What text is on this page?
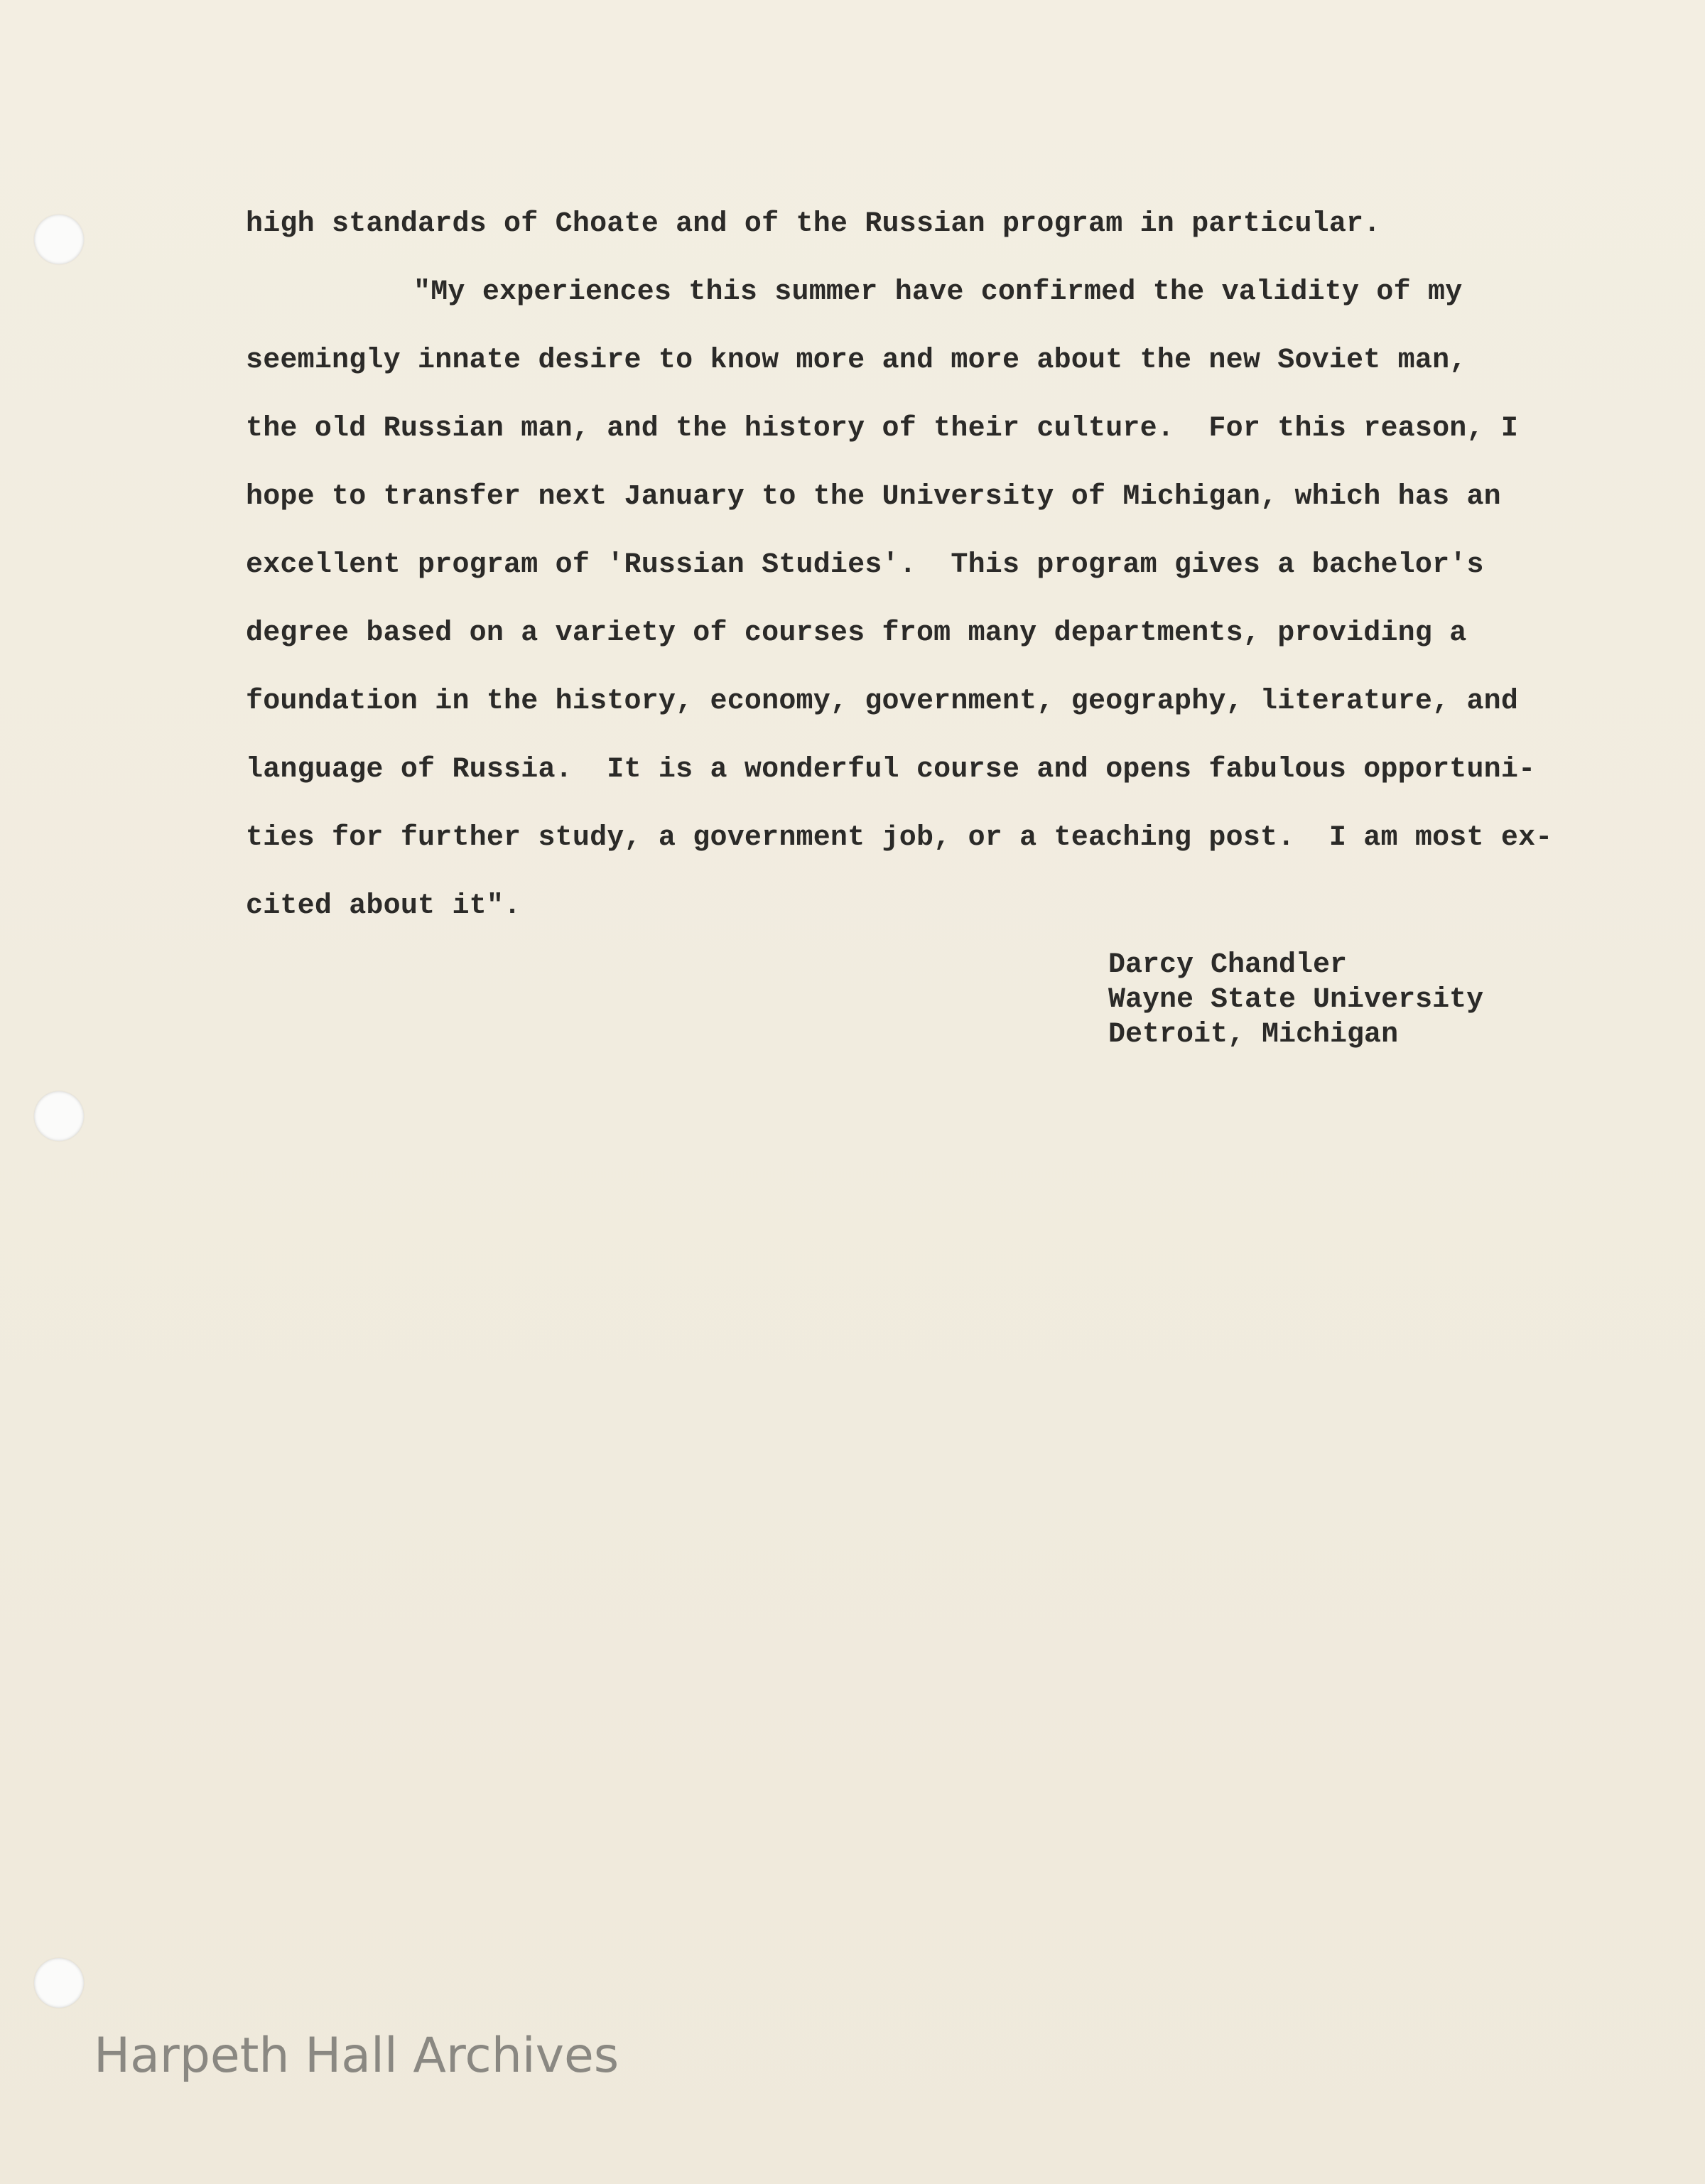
high standards of Choate and of the Russian program in particular.
"My experiences this summer have confirmed the validity of my
seemingly innate desire to know more and more about the new Soviet man,
the old Russian man, and the history of their culture.  For this reason, I
hope to transfer next January to the University of Michigan, which has an
excellent program of 'Russian Studies'.  This program gives a bachelor's
degree based on a variety of courses from many departments, providing a
foundation in the history, economy, government, geography, literature, and
language of Russia.  It is a wonderful course and opens fabulous opportuni-
ties for further study, a government job, or a teaching post.  I am most ex-
cited about it".
Darcy Chandler
Wayne State University
Detroit, Michigan
Harpeth Hall Archives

= = = = = = =

» Aim: Without including any picture, retype the entries exactly.

» Solution for this exercise:
What text is on this page?
high standards of Choate and of the Russian program in particular.
"My experiences this summer have confirmed the validity of my
seemingly innate desire to know more and more about the new Soviet man,
the old Russian man, and the history of their culture.  For this reason, I
hope to transfer next January to the University of Michigan, which has an
excellent program of 'Russian Studies'.  This program gives a bachelor's
degree based on a variety of courses from many departments, providing a
foundation in the history, economy, government, geography, literature, and
language of Russia.  It is a wonderful course and opens fabulous opportuni-
ties for further study, a government job, or a teaching post.  I am most ex-
cited about it".
Darcy Chandler
Wayne State University
Detroit, Michigan
Harpeth Hall Archives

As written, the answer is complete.